*The task:*
Identify each line containing the word "人口増加率" and copy it.

*Entries supplied:*
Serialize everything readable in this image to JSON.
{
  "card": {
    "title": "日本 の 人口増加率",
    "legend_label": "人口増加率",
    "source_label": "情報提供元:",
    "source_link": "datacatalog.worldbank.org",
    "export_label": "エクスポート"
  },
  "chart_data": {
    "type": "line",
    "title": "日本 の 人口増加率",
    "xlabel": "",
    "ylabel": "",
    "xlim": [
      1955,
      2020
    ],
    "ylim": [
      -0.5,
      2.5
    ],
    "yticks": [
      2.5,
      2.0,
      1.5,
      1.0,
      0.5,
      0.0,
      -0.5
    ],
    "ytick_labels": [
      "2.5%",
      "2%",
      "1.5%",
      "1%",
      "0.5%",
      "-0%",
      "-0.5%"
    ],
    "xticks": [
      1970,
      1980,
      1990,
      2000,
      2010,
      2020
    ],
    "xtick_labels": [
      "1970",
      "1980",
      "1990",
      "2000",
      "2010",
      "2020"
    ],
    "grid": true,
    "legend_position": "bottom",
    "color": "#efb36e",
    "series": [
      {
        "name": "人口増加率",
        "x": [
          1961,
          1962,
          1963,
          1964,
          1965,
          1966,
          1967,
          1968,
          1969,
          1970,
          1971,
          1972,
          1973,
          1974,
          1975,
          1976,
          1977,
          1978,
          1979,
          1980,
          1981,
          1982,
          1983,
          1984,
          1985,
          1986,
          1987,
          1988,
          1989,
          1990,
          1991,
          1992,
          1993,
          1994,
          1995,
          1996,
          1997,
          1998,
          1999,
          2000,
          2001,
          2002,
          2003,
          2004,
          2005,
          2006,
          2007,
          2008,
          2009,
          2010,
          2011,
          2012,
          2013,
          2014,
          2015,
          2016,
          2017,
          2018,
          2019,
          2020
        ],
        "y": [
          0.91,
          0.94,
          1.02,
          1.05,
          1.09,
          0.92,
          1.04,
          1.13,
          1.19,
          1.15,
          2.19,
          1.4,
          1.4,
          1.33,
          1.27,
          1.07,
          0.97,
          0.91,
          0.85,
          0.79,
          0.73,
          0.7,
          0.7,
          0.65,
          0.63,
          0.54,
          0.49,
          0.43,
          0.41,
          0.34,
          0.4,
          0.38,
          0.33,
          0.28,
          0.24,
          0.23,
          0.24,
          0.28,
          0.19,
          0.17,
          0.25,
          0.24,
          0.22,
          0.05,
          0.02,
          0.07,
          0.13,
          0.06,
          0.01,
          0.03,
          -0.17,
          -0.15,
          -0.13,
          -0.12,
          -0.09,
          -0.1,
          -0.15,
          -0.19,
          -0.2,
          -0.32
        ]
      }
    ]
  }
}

*Exercise result:*
    "title": "日本 の 人口増加率",
    "legend_label": "人口増加率",
    "title": "日本 の 人口増加率",
        "name": "人口増加率",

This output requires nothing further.